* **The problem**
Repeat every record below exactly, omitting any pictures.

## Start Records for this exercise

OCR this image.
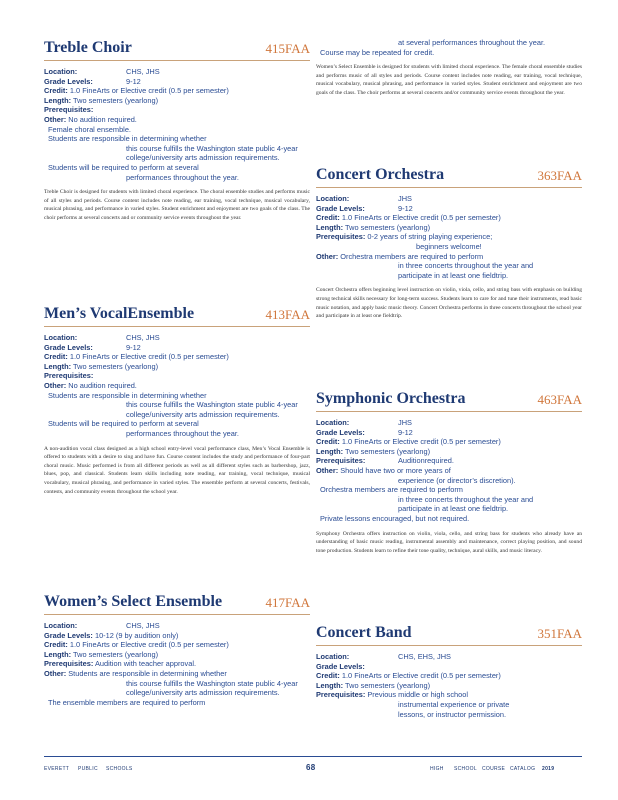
Treble Choir	415FAA
Location:	CHS, JHS
Grade Levels:	9-12
Credit: 1.0 FineArts or Elective credit (0.5 per semester)
Length: Two semesters (yearlong)
Prerequisites:
Other: No audition required.
Female choral ensemble.
Students are responsible in determining whether
this course fulfills the Washington state public 4-year
college/university arts admission requirements.
Students will be required to perform at several
performances throughout the year.
Treble Choir is designed for students with limited choral experience. The choral ensemble studies and performs music of all styles and periods. Course content includes note reading, ear training, vocal technique, musical vocabulary, musical phrasing, and performance in varied styles. Student enrichment and enjoyment are two goals of the class. The choir performs at several concerts and or community service events throughout the year.
Men’s VocalEnsemble	413FAA
Location:	CHS, JHS
Grade Levels:	9-12
Credit: 1.0 FineArts or Elective credit (0.5 per semester)
Length: Two semesters (yearlong)
Prerequisites:
Other: No audition required.
Students are responsible in determining whether
this course fulfills the Washington state public 4-year
college/university arts admission requirements.
Students will be required to perform at several
performances throughout the year.
A non-audition vocal class designed as a high school entry-level vocal performance class, Men’s Vocal Ensemble is offered to students with a desire to sing and have fun. Course content includes the study and performance of four-part choral music. Music performed is from all different periods as well as all different styles such as barbershop, jazz, blues, pop, and classical. Students learn skills including note reading, ear training, vocal technique, musical vocabulary, musical phrasing, and performance in varied styles. The ensemble perform at several concerts, festivals, contests, and community events throughout the school year.
Women’s Select Ensemble	417FAA
Location:	CHS, JHS
Grade Levels: 10-12 (9 by audition only)
Credit: 1.0 FineArts or Elective credit (0.5 per semester)
Length: Two semesters (yearlong)
Prerequisites: Audition with teacher approval.
Other: Students are responsible in determining whether
this course fulfills the Washington state public 4-year
college/university arts admission requirements.
The ensemble members are required to perform
at several performances throughout the year.
Course may be repeated for credit.
Women’s Select Ensemble is designed for students with limited choral experience. The female choral ensemble studies and performs music of all styles and periods. Course content includes note reading, ear training, vocal technique, musical vocabulary, musical phrasing, and performance in varied styles. Student enrichment and enjoyment are two goals of the class. The choir performs at several concerts and/or community service events throughout the year.
Concert Orchestra	363FAA
Location:	JHS
Grade Levels:	9-12
Credit: 1.0 FineArts or Elective credit (0.5 per semester)
Length: Two semesters (yearlong)
Prerequisites: 0-2 years of string playing experience;
beginners welcome!
Other: Orchestra members are required to perform
in three concerts throughout the year and
participate in at least one fieldtrip.
Concert Orchestra offers beginning level instruction on violin, viola, cello, and string bass with emphasis on building strong technical skills necessary for long-term success. Students learn to care for and tune their instruments, read basic music notation, and apply basic music theory. Concert Orchestra performs in three concerts throughout the school year and participate in at least one fieldtrip.
Symphonic Orchestra	463FAA
Location:	JHS
Grade Levels:	9-12
Credit: 1.0 FineArts or Elective credit (0.5 per semester)
Length: Two semesters (yearlong)
Prerequisites:	Auditionrequired.
Other: Should have two or more years of
experience (or director’s discretion).
Orchestra members are required to perform
in three concerts throughout the year and
participate in at least one fieldtrip.
Private lessons encouraged, but not required.
Symphony Orchestra offers instruction on violin, viola, cello, and string bass for students who already have an understanding of basic music reading, instrumental assembly and maintenance, correct playing position, and sound tone production. Students learn to refine their tone quality, technique, aural skills, and music literacy.
Concert Band	351FAA
Location:	CHS, EHS, JHS
Grade Levels:
Credit: 1.0 FineArts or Elective credit (0.5 per semester)
Length: Two semesters (yearlong)
Prerequisites: Previous middle or high school
instrumental experience or private
lessons, or instructor permission.
EVERETT PUBLIC SCHOOLS	68	HIGH SCHOOL COURSE CATALOG 2019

## End Records for this exercise

* **Final answer**
OCR this image.
Treble Choir	415FAA
Location:	CHS, JHS
Grade Levels:	9-12
Credit: 1.0 FineArts or Elective credit (0.5 per semester)
Length: Two semesters (yearlong)
Prerequisites:
Other: No audition required.
Female choral ensemble.
Students are responsible in determining whether
this course fulfills the Washington state public 4-year
college/university arts admission requirements.
Students will be required to perform at several
performances throughout the year.
Treble Choir is designed for students with limited choral experience. The choral ensemble studies and performs music of all styles and periods. Course content includes note reading, ear training, vocal technique, musical vocabulary, musical phrasing, and performance in varied styles. Student enrichment and enjoyment are two goals of the class. The choir performs at several concerts and or community service events throughout the year.
Men’s VocalEnsemble	413FAA
Location:	CHS, JHS
Grade Levels:	9-12
Credit: 1.0 FineArts or Elective credit (0.5 per semester)
Length: Two semesters (yearlong)
Prerequisites:
Other: No audition required.
Students are responsible in determining whether
this course fulfills the Washington state public 4-year
college/university arts admission requirements.
Students will be required to perform at several
performances throughout the year.
A non-audition vocal class designed as a high school entry-level vocal performance class, Men’s Vocal Ensemble is offered to students with a desire to sing and have fun. Course content includes the study and performance of four-part choral music. Music performed is from all different periods as well as all different styles such as barbershop, jazz, blues, pop, and classical. Students learn skills including note reading, ear training, vocal technique, musical vocabulary, musical phrasing, and performance in varied styles. The ensemble perform at several concerts, festivals, contests, and community events throughout the school year.
Women’s Select Ensemble	417FAA
Location:	CHS, JHS
Grade Levels: 10-12 (9 by audition only)
Credit: 1.0 FineArts or Elective credit (0.5 per semester)
Length: Two semesters (yearlong)
Prerequisites: Audition with teacher approval.
Other: Students are responsible in determining whether
this course fulfills the Washington state public 4-year
college/university arts admission requirements.
The ensemble members are required to perform
at several performances throughout the year.
Course may be repeated for credit.
Women’s Select Ensemble is designed for students with limited choral experience. The female choral ensemble studies and performs music of all styles and periods. Course content includes note reading, ear training, vocal technique, musical vocabulary, musical phrasing, and performance in varied styles. Student enrichment and enjoyment are two goals of the class. The choir performs at several concerts and/or community service events throughout the year.
Concert Orchestra	363FAA
Location:	JHS
Grade Levels:	9-12
Credit: 1.0 FineArts or Elective credit (0.5 per semester)
Length: Two semesters (yearlong)
Prerequisites: 0-2 years of string playing experience;
beginners welcome!
Other: Orchestra members are required to perform
in three concerts throughout the year and
participate in at least one fieldtrip.
Concert Orchestra offers beginning level instruction on violin, viola, cello, and string bass with emphasis on building strong technical skills necessary for long-term success. Students learn to care for and tune their instruments, read basic music notation, and apply basic music theory. Concert Orchestra performs in three concerts throughout the school year and participate in at least one fieldtrip.
Symphonic Orchestra	463FAA
Location:	JHS
Grade Levels:	9-12
Credit: 1.0 FineArts or Elective credit (0.5 per semester)
Length: Two semesters (yearlong)
Prerequisites:	Auditionrequired.
Other: Should have two or more years of
experience (or director’s discretion).
Orchestra members are required to perform
in three concerts throughout the year and
participate in at least one fieldtrip.
Private lessons encouraged, but not required.
Symphony Orchestra offers instruction on violin, viola, cello, and string bass for students who already have an understanding of basic music reading, instrumental assembly and maintenance, correct playing position, and sound tone production. Students learn to refine their tone quality, technique, aural skills, and music literacy.
Concert Band	351FAA
Location:	CHS, EHS, JHS
Grade Levels:
Credit: 1.0 FineArts or Elective credit (0.5 per semester)
Length: Two semesters (yearlong)
Prerequisites: Previous middle or high school
instrumental experience or private
lessons, or instructor permission.
EVERETT PUBLIC SCHOOLS	68	HIGH SCHOOL COURSE CATALOG 2019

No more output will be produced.